(Entries provided begins)

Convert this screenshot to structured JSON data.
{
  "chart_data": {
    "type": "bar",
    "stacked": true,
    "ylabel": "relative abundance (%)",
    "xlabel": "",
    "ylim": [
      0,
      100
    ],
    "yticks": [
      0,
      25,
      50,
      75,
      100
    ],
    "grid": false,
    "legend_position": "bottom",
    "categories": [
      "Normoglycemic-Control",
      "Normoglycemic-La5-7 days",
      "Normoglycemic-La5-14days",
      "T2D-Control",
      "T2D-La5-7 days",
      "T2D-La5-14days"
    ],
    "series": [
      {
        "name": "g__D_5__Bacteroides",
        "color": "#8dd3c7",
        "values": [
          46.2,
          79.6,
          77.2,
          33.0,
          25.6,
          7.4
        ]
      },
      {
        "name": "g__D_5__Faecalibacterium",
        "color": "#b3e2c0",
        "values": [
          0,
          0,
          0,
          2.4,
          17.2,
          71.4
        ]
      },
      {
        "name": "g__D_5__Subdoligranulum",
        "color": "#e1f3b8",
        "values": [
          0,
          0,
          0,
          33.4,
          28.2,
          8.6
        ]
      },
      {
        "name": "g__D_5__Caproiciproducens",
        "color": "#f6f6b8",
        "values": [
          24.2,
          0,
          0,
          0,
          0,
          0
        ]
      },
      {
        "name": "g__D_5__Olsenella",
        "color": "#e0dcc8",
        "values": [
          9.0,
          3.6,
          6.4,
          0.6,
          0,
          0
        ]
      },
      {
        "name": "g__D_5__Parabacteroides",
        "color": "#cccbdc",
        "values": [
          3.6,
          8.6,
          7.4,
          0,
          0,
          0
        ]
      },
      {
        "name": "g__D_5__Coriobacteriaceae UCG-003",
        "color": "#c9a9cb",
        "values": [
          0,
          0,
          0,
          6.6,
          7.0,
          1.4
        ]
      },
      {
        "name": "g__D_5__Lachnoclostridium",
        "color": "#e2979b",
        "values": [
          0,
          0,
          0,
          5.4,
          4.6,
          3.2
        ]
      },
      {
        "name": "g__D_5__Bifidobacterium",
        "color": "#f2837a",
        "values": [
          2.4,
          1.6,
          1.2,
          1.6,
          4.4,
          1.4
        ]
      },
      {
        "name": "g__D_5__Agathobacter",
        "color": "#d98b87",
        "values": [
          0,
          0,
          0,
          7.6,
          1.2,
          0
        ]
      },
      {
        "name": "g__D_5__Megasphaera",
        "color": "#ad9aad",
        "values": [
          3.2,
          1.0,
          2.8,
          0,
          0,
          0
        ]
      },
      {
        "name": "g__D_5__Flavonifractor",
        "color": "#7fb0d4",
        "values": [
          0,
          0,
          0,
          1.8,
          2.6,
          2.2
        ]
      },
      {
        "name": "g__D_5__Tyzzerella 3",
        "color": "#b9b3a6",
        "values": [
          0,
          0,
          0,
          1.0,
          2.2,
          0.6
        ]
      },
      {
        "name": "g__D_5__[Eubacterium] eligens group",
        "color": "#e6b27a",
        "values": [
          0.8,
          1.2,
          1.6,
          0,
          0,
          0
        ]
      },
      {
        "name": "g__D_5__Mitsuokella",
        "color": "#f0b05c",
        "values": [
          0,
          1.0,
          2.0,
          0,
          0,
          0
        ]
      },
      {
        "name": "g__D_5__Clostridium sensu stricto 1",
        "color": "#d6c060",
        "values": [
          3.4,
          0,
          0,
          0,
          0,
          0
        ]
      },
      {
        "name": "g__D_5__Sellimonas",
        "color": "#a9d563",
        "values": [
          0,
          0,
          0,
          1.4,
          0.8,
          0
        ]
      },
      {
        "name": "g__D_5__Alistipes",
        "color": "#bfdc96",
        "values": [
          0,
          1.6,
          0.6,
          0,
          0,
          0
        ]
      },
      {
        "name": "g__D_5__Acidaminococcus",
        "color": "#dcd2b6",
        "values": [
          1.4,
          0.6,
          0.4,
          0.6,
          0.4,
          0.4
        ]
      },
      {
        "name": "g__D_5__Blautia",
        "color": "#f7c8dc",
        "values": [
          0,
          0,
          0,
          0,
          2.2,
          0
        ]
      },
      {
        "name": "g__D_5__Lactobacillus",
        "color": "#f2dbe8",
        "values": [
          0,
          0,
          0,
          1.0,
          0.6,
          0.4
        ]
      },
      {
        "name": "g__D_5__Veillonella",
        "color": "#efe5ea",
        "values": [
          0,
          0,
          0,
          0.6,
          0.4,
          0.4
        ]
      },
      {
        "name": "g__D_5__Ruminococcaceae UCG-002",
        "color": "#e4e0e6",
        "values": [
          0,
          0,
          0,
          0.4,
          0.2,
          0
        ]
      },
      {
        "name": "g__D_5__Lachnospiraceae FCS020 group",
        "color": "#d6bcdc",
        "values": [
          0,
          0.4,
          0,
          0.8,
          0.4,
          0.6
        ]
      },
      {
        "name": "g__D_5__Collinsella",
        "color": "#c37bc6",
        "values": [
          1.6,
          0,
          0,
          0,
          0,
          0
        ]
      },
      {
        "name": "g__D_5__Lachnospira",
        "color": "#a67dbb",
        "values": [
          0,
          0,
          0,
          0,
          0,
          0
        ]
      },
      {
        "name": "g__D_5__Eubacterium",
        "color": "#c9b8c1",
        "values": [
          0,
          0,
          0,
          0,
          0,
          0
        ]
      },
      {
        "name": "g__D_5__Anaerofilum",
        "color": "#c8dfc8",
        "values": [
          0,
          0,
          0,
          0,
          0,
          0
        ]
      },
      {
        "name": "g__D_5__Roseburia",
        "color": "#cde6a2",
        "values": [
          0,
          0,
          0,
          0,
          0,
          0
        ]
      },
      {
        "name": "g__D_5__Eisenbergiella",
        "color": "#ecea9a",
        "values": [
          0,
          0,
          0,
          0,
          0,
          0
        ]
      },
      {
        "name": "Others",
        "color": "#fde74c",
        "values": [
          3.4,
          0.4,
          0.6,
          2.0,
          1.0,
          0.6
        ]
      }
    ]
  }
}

(Entries provided ends)

Task goal: Find each line in the records that contains the string "Normoglycemic", then say how many there are and nothing else.

Solution for this problem: 3